Data excerpts:
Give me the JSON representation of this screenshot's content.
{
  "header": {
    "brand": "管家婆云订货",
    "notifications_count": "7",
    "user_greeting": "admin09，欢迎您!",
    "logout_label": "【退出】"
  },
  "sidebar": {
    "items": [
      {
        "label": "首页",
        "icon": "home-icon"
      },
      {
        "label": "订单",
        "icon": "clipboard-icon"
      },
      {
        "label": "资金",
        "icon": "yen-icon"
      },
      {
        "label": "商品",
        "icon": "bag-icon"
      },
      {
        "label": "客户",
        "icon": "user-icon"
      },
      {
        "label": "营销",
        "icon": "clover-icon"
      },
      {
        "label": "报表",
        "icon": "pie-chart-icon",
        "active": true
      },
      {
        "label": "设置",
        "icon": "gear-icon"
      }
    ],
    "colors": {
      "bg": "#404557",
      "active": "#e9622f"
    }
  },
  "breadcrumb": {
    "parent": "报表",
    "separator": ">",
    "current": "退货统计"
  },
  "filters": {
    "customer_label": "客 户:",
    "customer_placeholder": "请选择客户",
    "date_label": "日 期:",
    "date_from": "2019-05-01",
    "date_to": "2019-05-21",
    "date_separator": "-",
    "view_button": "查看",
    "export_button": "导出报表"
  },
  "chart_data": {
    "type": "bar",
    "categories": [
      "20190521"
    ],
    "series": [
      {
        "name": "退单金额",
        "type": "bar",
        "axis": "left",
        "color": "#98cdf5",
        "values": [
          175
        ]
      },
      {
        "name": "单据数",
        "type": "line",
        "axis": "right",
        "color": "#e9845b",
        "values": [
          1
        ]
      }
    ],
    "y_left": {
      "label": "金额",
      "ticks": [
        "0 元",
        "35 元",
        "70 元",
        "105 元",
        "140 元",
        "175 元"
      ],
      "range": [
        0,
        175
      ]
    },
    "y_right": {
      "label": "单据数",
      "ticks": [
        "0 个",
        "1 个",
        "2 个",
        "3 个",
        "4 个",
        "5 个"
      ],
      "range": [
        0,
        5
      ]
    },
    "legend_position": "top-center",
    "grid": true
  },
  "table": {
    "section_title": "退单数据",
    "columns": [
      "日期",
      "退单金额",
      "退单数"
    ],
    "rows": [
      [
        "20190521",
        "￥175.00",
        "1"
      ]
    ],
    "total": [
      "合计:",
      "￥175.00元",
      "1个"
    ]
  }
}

...

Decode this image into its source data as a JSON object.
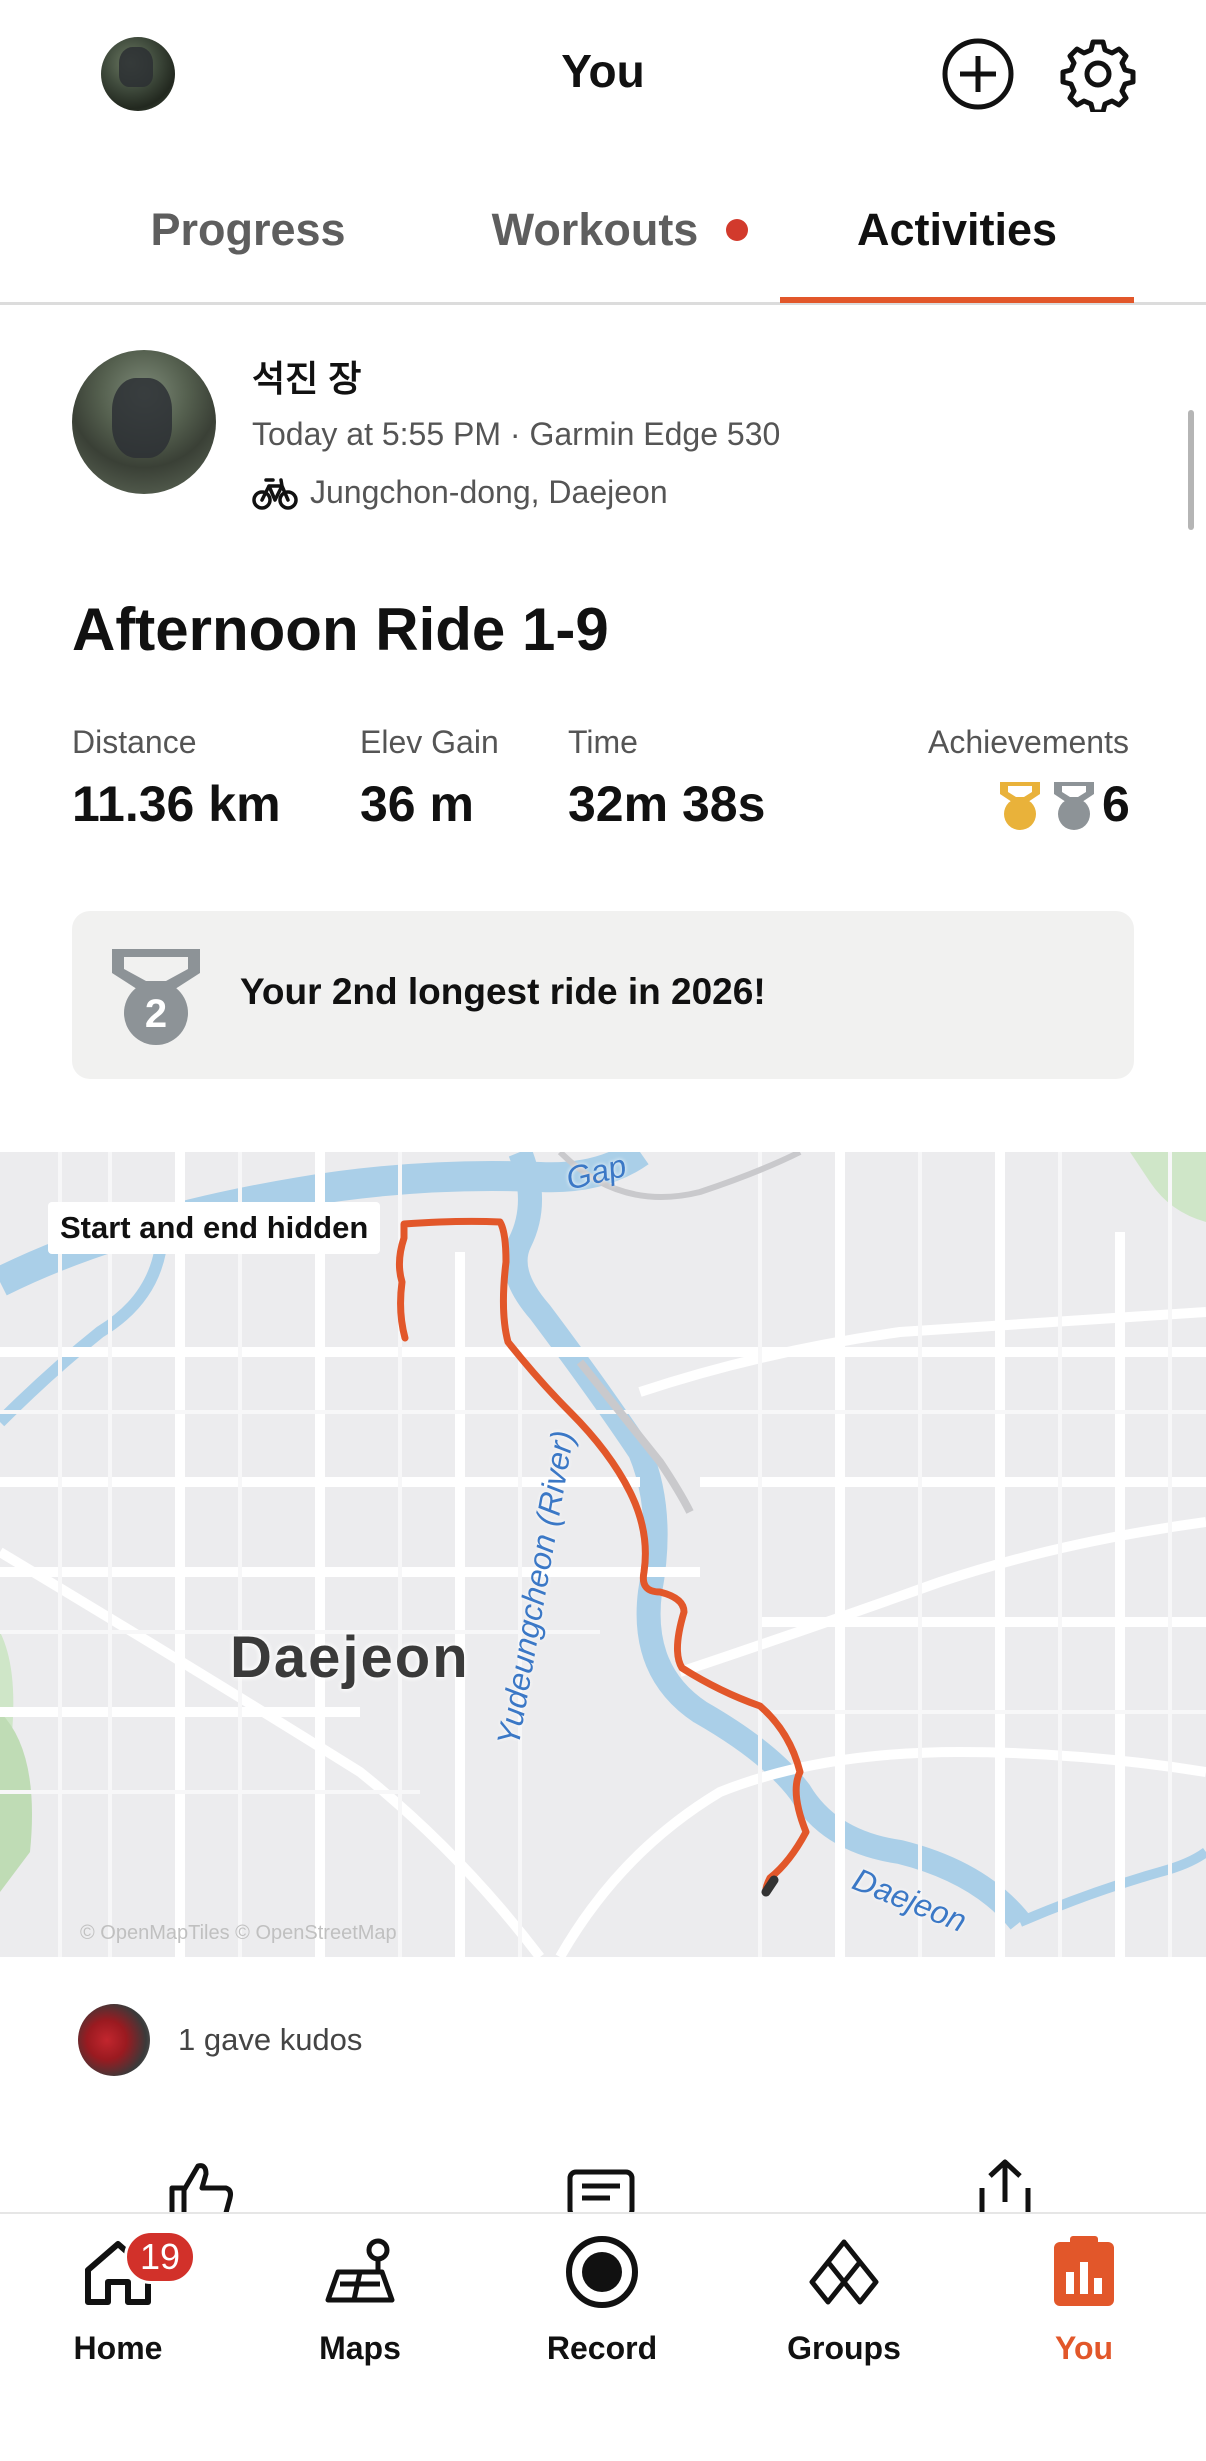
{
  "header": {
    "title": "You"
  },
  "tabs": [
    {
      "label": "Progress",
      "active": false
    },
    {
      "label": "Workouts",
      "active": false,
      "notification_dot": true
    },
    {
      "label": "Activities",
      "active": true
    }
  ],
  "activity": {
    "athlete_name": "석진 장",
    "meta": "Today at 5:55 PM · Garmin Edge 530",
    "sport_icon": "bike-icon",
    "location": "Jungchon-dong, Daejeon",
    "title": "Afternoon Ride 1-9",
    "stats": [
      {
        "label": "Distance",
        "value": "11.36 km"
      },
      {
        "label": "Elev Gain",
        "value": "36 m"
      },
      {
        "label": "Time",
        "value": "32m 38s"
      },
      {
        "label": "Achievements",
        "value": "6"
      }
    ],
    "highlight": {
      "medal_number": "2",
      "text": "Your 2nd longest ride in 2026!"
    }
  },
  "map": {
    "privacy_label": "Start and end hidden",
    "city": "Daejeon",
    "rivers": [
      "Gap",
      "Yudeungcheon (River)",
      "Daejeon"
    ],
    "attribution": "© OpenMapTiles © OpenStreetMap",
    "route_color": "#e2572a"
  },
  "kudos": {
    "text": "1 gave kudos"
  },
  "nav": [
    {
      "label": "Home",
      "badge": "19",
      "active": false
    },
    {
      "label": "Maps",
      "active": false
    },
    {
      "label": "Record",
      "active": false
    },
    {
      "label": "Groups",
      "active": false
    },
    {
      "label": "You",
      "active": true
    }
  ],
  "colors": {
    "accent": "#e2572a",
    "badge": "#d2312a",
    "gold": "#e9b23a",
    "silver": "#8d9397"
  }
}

WHAT YOU HAVE TO DO: Gather each line in the entries above where the string "icon" is found.

SOLVED PROBLEM:
        "icon": "home-icon"
        "icon": "clipboard-icon"
        "icon": "yen-icon"
        "icon": "bag-icon"
        "icon": "user-icon"
        "icon": "clover-icon"
        "icon": "pie-chart-icon",
        "icon": "gear-icon"
    "sport_icon": "bike-icon",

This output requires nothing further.